** Exercise task **
State the number of lines below in which the word "sec²" appears. Nothing else belongs in the answer.

** Source data **

----------------

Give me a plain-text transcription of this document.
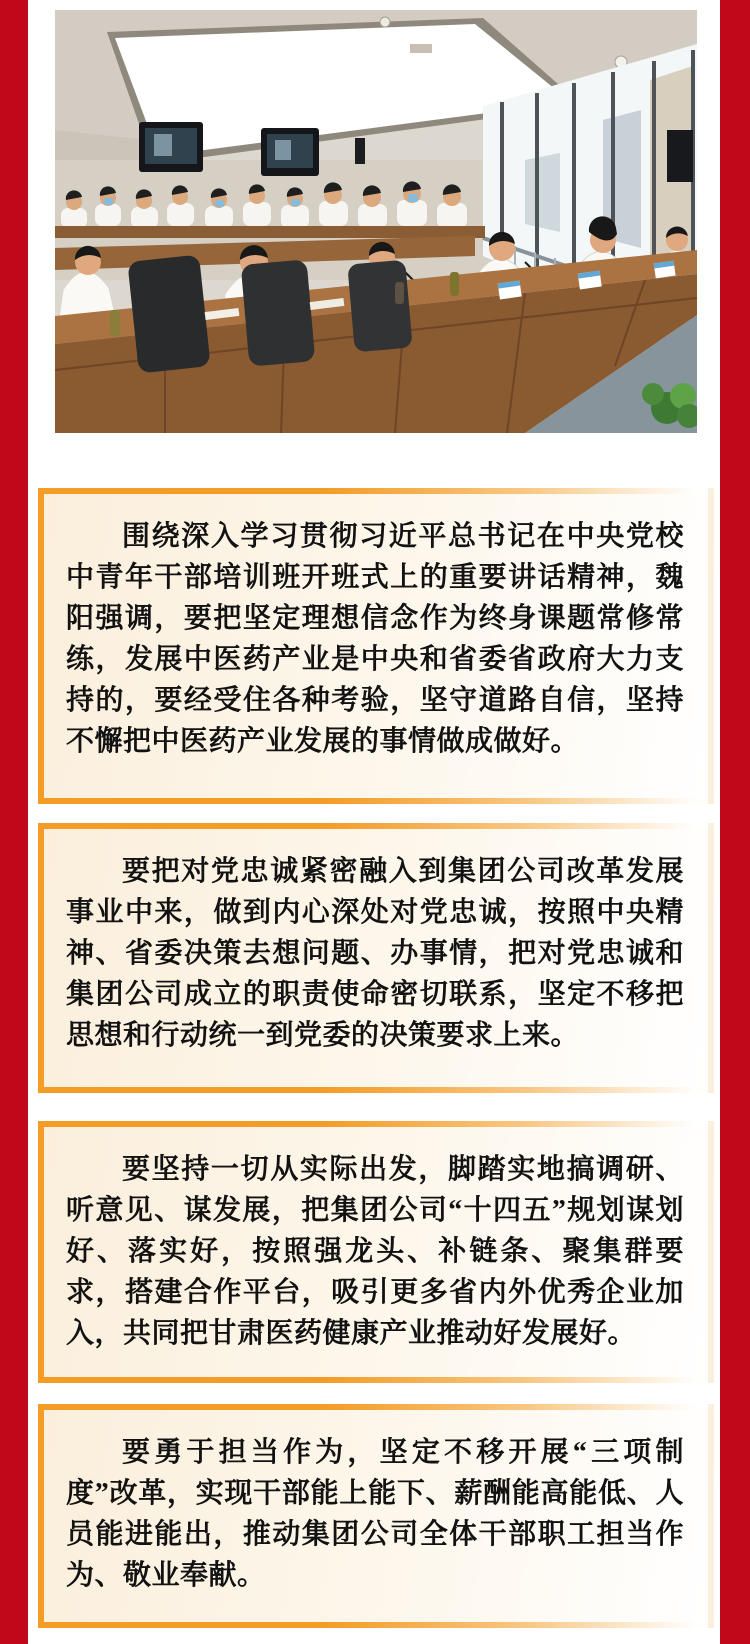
围绕深入学习贯彻习近平总书记在中央党校中青年干部培训班开班式上的重要讲话精神，魏阳强调，要把坚定理想信念作为终身课题常修常练，发展中医药产业是中央和省委省政府大力支持的，要经受住各种考验，坚守道路自信，坚持不懈把中医药产业发展的事情做成做好。

要把对党忠诚紧密融入到集团公司改革发展事业中来，做到内心深处对党忠诚，按照中央精神、省委决策去想问题、办事情，把对党忠诚和集团公司成立的职责使命密切联系，坚定不移把思想和行动统一到党委的决策要求上来。

要坚持一切从实际出发，脚踏实地搞调研、听意见、谋发展，把集团公司“十四五”规划谋划好、落实好，按照强龙头、补链条、聚集群要求，搭建合作平台，吸引更多省内外优秀企业加入，共同把甘肃医药健康产业推动好发展好。

要勇于担当作为，坚定不移开展“三项制度”改革，实现干部能上能下、薪酬能高能低、人员能进能出，推动集团公司全体干部职工担当作为、敬业奉献。
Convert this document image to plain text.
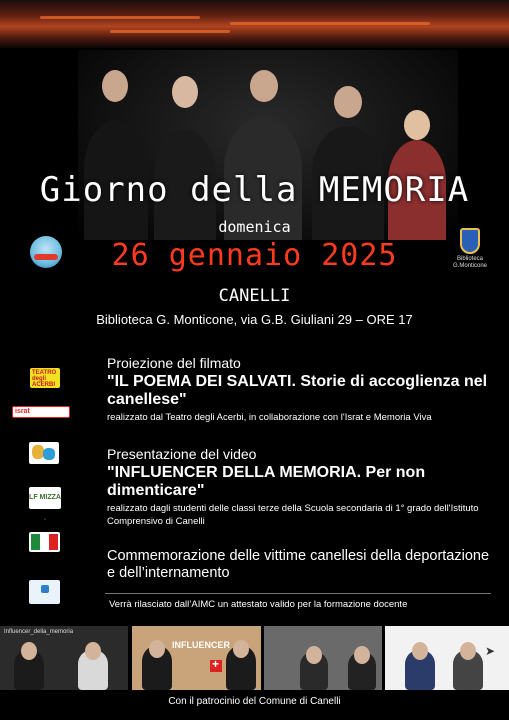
Giorno della MEMORIA
domenica
26 gennaio 2025
CANELLI
Biblioteca G. Monticone, via G.B. Giuliani 29 – ORE 17
Biblioteca
G.Monticone
TEATRO degli ACERBI
israt
LF MIZZA -
Proiezione del filmato
"IL POEMA DEI SALVATI. Storie di accoglienza nel canellese"
realizzato dal Teatro degli Acerbi, in collaborazione con l'Israt e Memoria Viva
Presentazione del video
"INFLUENCER DELLA MEMORIA. Per non dimenticare"
realizzato dagli studenti delle classi terze della Scuola secondaria di 1° grado dell'Istituto Comprensivo di Canelli
Commemorazione delle vittime canellesi della deportazione e dell’internamento
Verrà rilasciato dall’AIMC un attestato valido per la formazione docente
Influencer_della_memoria
INFLUENCER
+	➤
Con il patrocinio del Comune di Canelli
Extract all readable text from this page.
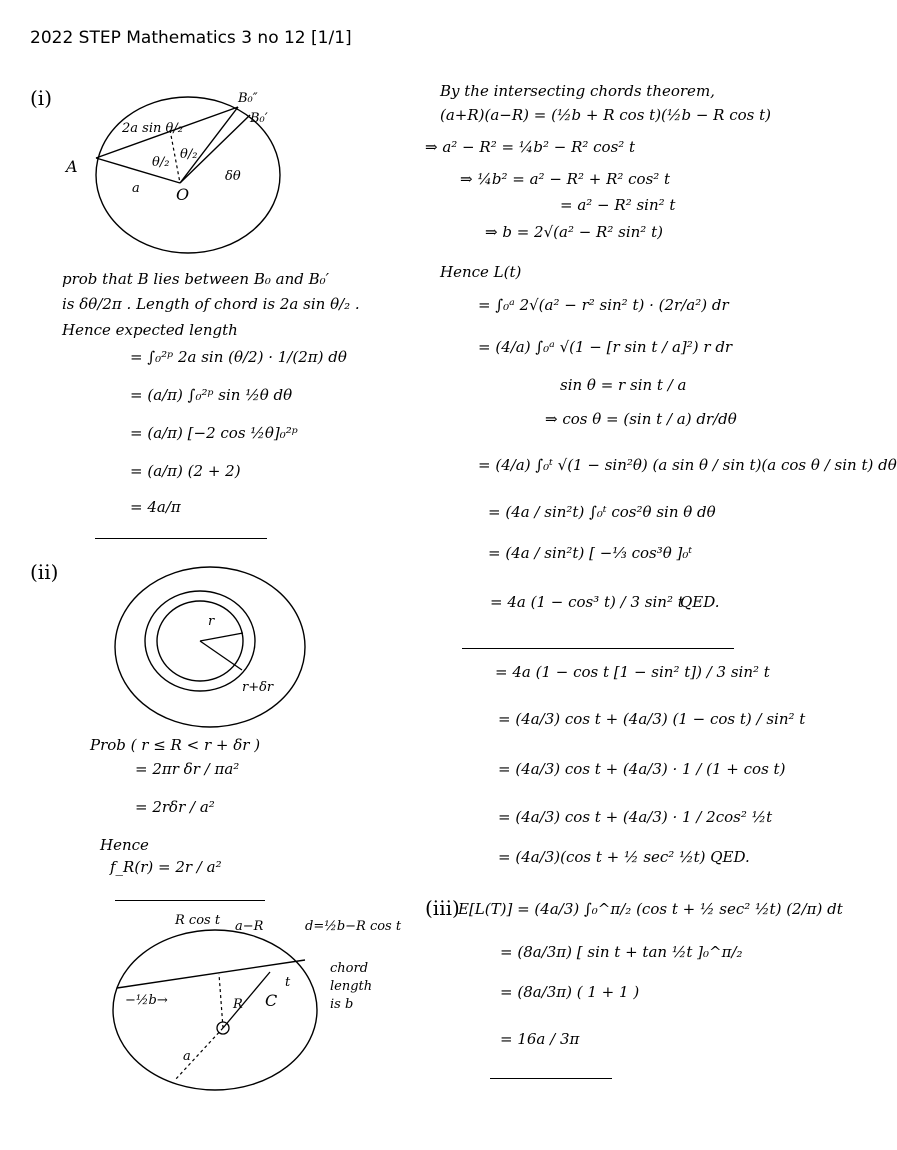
2022 STEP Mathematics 3 no 12 [1/1]
(i)
(ii)
(iii)
B₀″
B₀′
2a sin θ/₂
θ/₂
θ/₂
δθ
A
O
a
prob that B lies between B₀ and B₀′
is δθ/2π . Length of chord is 2a sin θ/₂ .
Hence expected length
= ∫₀²ᵖ 2a sin (θ/2) · 1/(2π) dθ
= (a/π) ∫₀²ᵖ sin ½θ dθ
= (a/π) [−2 cos ½θ]₀²ᵖ
= (a/π) (2 + 2)
= 4a/π
r
r+δr
Prob ( r ≤ R < r + δr )
= 2πr δr / πa²
= 2rδr / a²
Hence
f_R(r) = 2r / a²
R cos t a−R	d=½b−R cos t
−½b→
chord
length
is b
R C
t
a
By the intersecting chords theorem,
(a+R)(a−R) = (½b + R cos t)(½b − R cos t)
⇒ a² − R² = ¼b² − R² cos² t
⇒ ¼b² = a² − R² + R² cos² t
= a² − R² sin² t
⇒ b = 2√(a² − R² sin² t)
Hence L(t)
= ∫₀ᵃ 2√(a² − r² sin² t) · (2r/a²) dr
= (4/a) ∫₀ᵃ √(1 − [r sin t / a]²) r dr
sin θ = r sin t / a
⇒ cos θ = (sin t / a) dr/dθ
= (4/a) ∫₀ᵗ √(1 − sin²θ) (a sin θ / sin t)(a cos θ / sin t) dθ
= (4a / sin²t) ∫₀ᵗ cos²θ sin θ dθ
= (4a / sin²t) [ −⅓ cos³θ ]₀ᵗ
= 4a (1 − cos³ t) / 3 sin² t
QED.
= 4a (1 − cos t [1 − sin² t]) / 3 sin² t
= (4a/3) cos t + (4a/3) (1 − cos t) / sin² t
= (4a/3) cos t + (4a/3) · 1 / (1 + cos t)
= (4a/3) cos t + (4a/3) · 1 / 2cos² ½t
= (4a/3)(cos t + ½ sec² ½t) QED.
E[L(T)] = (4a/3) ∫₀^π/₂ (cos t + ½ sec² ½t) (2/π) dt
= (8a/3π) [ sin t + tan ½t ]₀^π/₂
= (8a/3π) ( 1 + 1 )
= 16a / 3π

----------------

** Complete response **
2